Set task:
Look through the listing for the word "content". Copy each line that has it.

[Lines of data]
━━━━━━━━━━━━━━━━━━━━

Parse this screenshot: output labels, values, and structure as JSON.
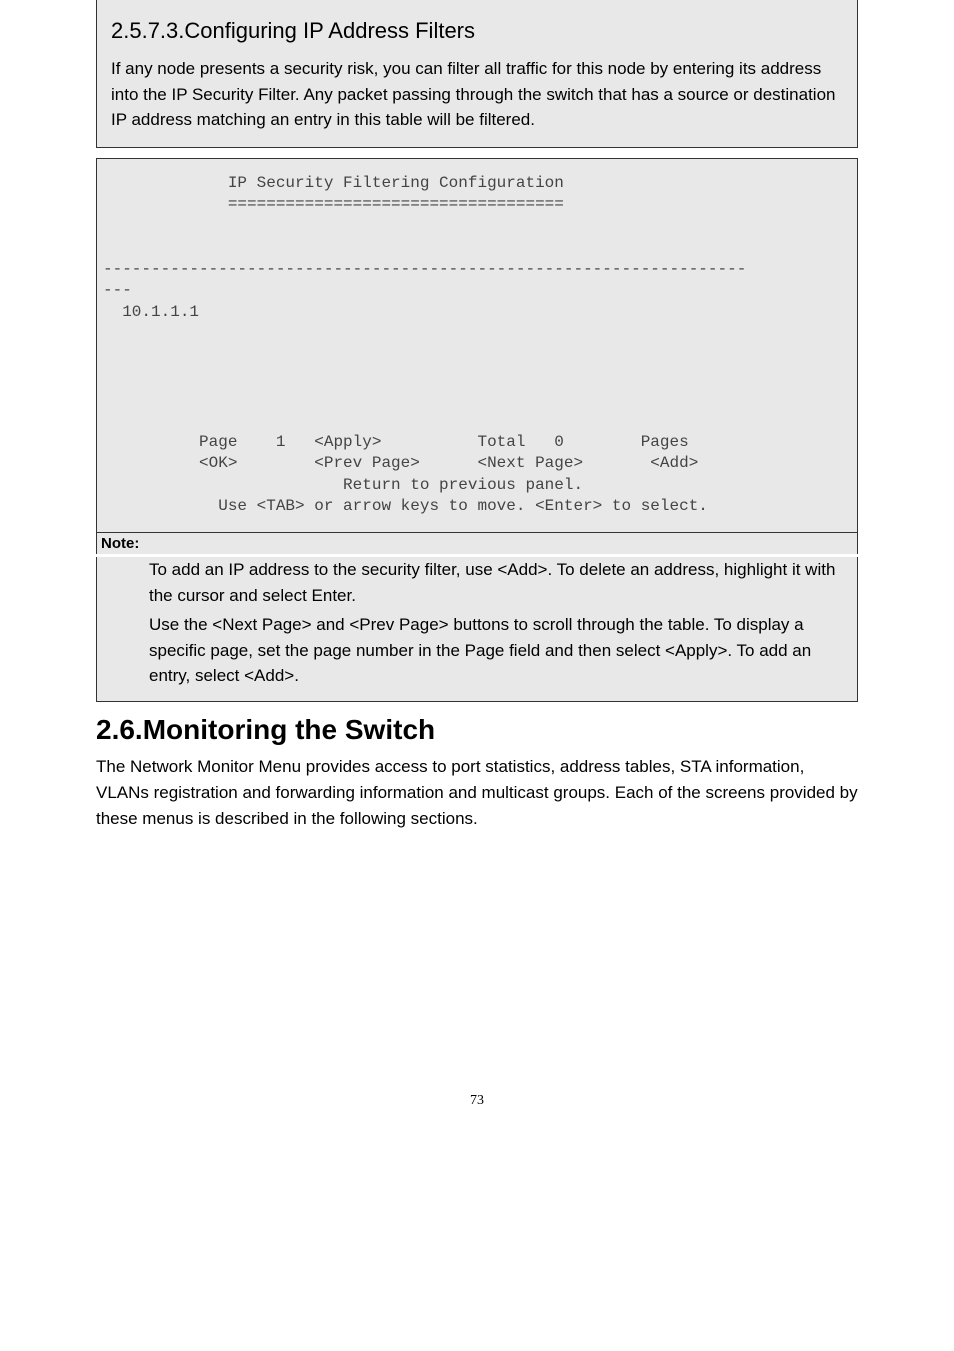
{
  "subsection": {
    "title": "2.5.7.3.Configuring IP Address Filters",
    "intro": "If any node presents a security risk, you can filter all traffic for this node by entering its address into the IP Security Filter. Any packet passing through the switch that has a source or destination IP address matching an entry in this table will be filtered."
  },
  "console": "             IP Security Filtering Configuration\n             ===================================\n\n\n-------------------------------------------------------------------\n---\n  10.1.1.1\n\n\n\n\n\n          Page    1   <Apply>          Total   0        Pages\n          <OK>        <Prev Page>      <Next Page>       <Add>\n                         Return to previous panel.\n            Use <TAB> or arrow keys to move. <Enter> to select.",
  "note": {
    "label": "Note:",
    "p1": "To add an IP address to the security filter, use <Add>. To delete an address, highlight it with the cursor and select Enter.",
    "p2": "Use the <Next Page> and <Prev Page> buttons to scroll through the table. To display a specific page, set the page number in the Page field and then select <Apply>. To add an entry, select <Add>."
  },
  "section": {
    "title": "2.6.Monitoring the Switch",
    "body": "The Network Monitor Menu provides access to port statistics, address tables, STA information, VLANs registration and forwarding information and multicast groups. Each of the screens provided by these menus is described in the following sections."
  },
  "page_number": "73"
}
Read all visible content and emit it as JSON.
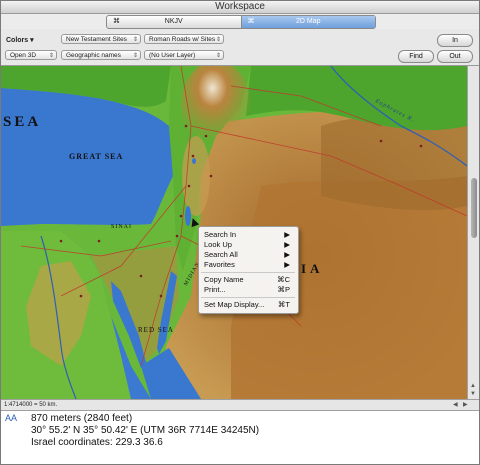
{
  "window": {
    "title": "Workspace"
  },
  "tabs": [
    {
      "label": "NKJV",
      "icon": "gear-icon"
    },
    {
      "label": "2D Map",
      "icon": "gear-icon"
    }
  ],
  "toolbar": {
    "colors_label": "Colors",
    "open3d_label": "Open 3D",
    "site_layer": "New Testament Sites",
    "road_layer": "Roman Roads w/ Sites",
    "names_layer": "Geographic names",
    "user_layer": "(No User Layer)",
    "in_label": "In",
    "find_label": "Find",
    "out_label": "Out"
  },
  "map_labels": {
    "sea_partial": "SEA",
    "great_sea": "GREAT SEA",
    "sinai": "SINAI",
    "red_sea": "RED SEA",
    "midian": "MIDIAN",
    "arabia_partial": "IA",
    "euphrates": "Euphrates R."
  },
  "context_menu": {
    "items": [
      {
        "label": "Search In",
        "shortcut": "",
        "submenu": true
      },
      {
        "label": "Look Up",
        "shortcut": "",
        "submenu": true
      },
      {
        "label": "Search All",
        "shortcut": "",
        "submenu": true
      },
      {
        "label": "Favorites",
        "shortcut": "",
        "submenu": true
      },
      {
        "label": "Copy Name",
        "shortcut": "⌘C",
        "submenu": false
      },
      {
        "label": "Print...",
        "shortcut": "⌘P",
        "submenu": false
      },
      {
        "label": "Set Map Display...",
        "shortcut": "⌘T",
        "submenu": false
      }
    ]
  },
  "scale": {
    "text": "1:4714000 = 50 km."
  },
  "info": {
    "elevation": "870 meters (2840 feet)",
    "coordinates": "30° 55.2' N  35° 50.42' E (UTM 36R 7714E 34245N)",
    "israel": "Israel coordinates: 229.3 36.6"
  }
}
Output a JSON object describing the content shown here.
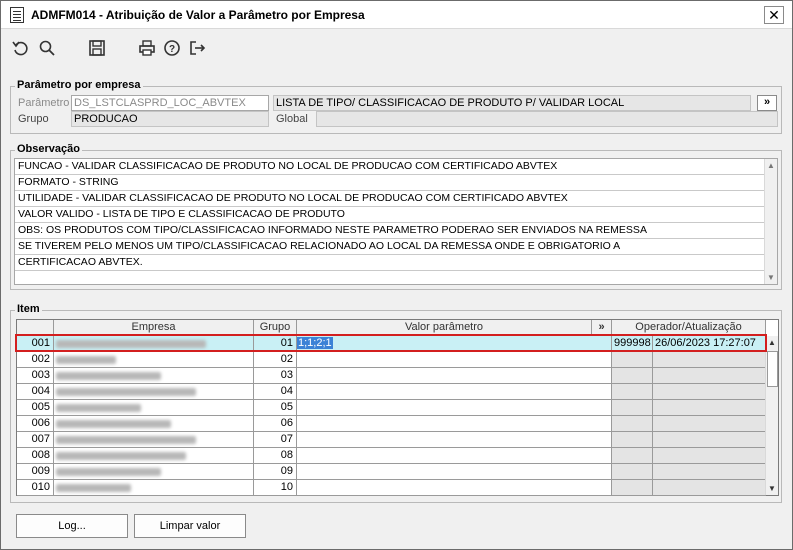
{
  "window": {
    "title": "ADMFM014 - Atribuição de Valor a Parâmetro por Empresa",
    "close_label": "✕"
  },
  "toolbar": {
    "icons": [
      "undo-icon",
      "search-icon",
      "save-icon",
      "print-icon",
      "help-icon",
      "exit-icon"
    ]
  },
  "parametro_section": {
    "title": "Parâmetro por empresa",
    "parametro_label": "Parâmetro",
    "parametro_value": "DS_LSTCLASPRD_LOC_ABVTEX",
    "parametro_desc": "LISTA DE TIPO/ CLASSIFICACAO DE PRODUTO P/ VALIDAR LOCAL",
    "ellipsis": "»",
    "grupo_label": "Grupo",
    "grupo_value": "PRODUCAO",
    "global_label": "Global",
    "global_value": ""
  },
  "observacao_section": {
    "title": "Observação",
    "lines": [
      "FUNCAO - VALIDAR CLASSIFICACAO DE PRODUTO NO LOCAL DE PRODUCAO COM CERTIFICADO ABVTEX",
      "FORMATO - STRING",
      "UTILIDADE - VALIDAR CLASSIFICACAO DE PRODUTO NO LOCAL DE PRODUCAO COM CERTIFICADO ABVTEX",
      "VALOR VALIDO - LISTA DE TIPO E CLASSIFICACAO DE PRODUTO",
      "OBS: OS PRODUTOS COM TIPO/CLASSIFICACAO INFORMADO NESTE PARAMETRO PODERAO SER ENVIADOS  NA REMESSA",
      "SE TIVEREM PELO MENOS UM TIPO/CLASSIFICACAO RELACIONADO AO LOCAL DA REMESSA ONDE E OBRIGATORIO A",
      "CERTIFICACAO ABVTEX."
    ]
  },
  "item_section": {
    "title": "Item",
    "headers": {
      "empresa": "Empresa",
      "grupo": "Grupo",
      "valor": "Valor parâmetro",
      "expand": "»",
      "operador": "Operador/Atualização"
    },
    "rows": [
      {
        "code": "001",
        "grupo": "01",
        "valor": "1;1;2;1",
        "operador": "999998",
        "data": "26/06/2023 17:27:07"
      },
      {
        "code": "002",
        "grupo": "02",
        "valor": "",
        "operador": "",
        "data": ""
      },
      {
        "code": "003",
        "grupo": "03",
        "valor": "",
        "operador": "",
        "data": ""
      },
      {
        "code": "004",
        "grupo": "04",
        "valor": "",
        "operador": "",
        "data": ""
      },
      {
        "code": "005",
        "grupo": "05",
        "valor": "",
        "operador": "",
        "data": ""
      },
      {
        "code": "006",
        "grupo": "06",
        "valor": "",
        "operador": "",
        "data": ""
      },
      {
        "code": "007",
        "grupo": "07",
        "valor": "",
        "operador": "",
        "data": ""
      },
      {
        "code": "008",
        "grupo": "08",
        "valor": "",
        "operador": "",
        "data": ""
      },
      {
        "code": "009",
        "grupo": "09",
        "valor": "",
        "operador": "",
        "data": ""
      },
      {
        "code": "010",
        "grupo": "10",
        "valor": "",
        "operador": "",
        "data": ""
      }
    ]
  },
  "buttons": {
    "log": "Log...",
    "limpar": "Limpar valor"
  }
}
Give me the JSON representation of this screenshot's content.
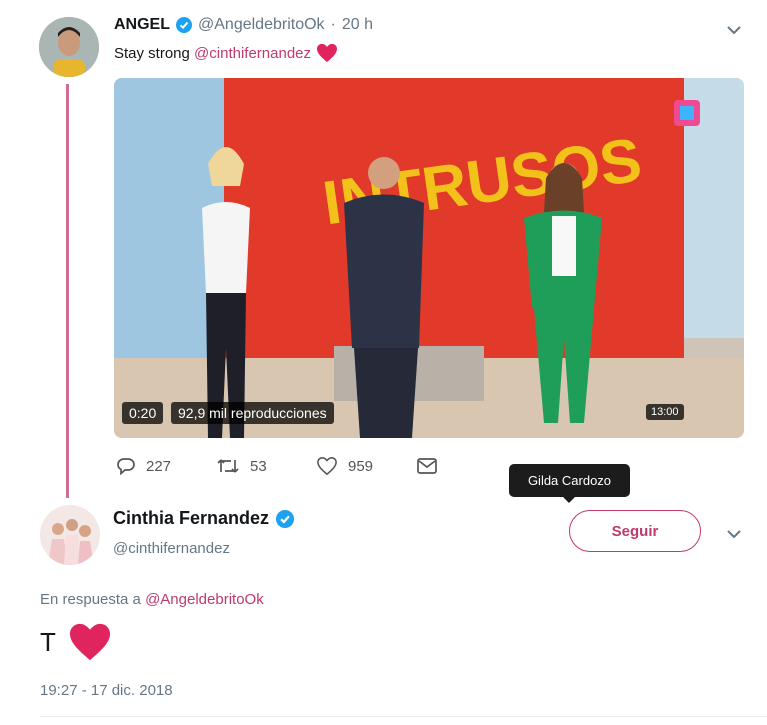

━━━━━━━━━━━━━━━━━━━━

Result of this exercise:
Read all visible content and emit it as JSON.
Output a JSON object describing the content shown here.
Give me the JSON representation of this screenshot's content.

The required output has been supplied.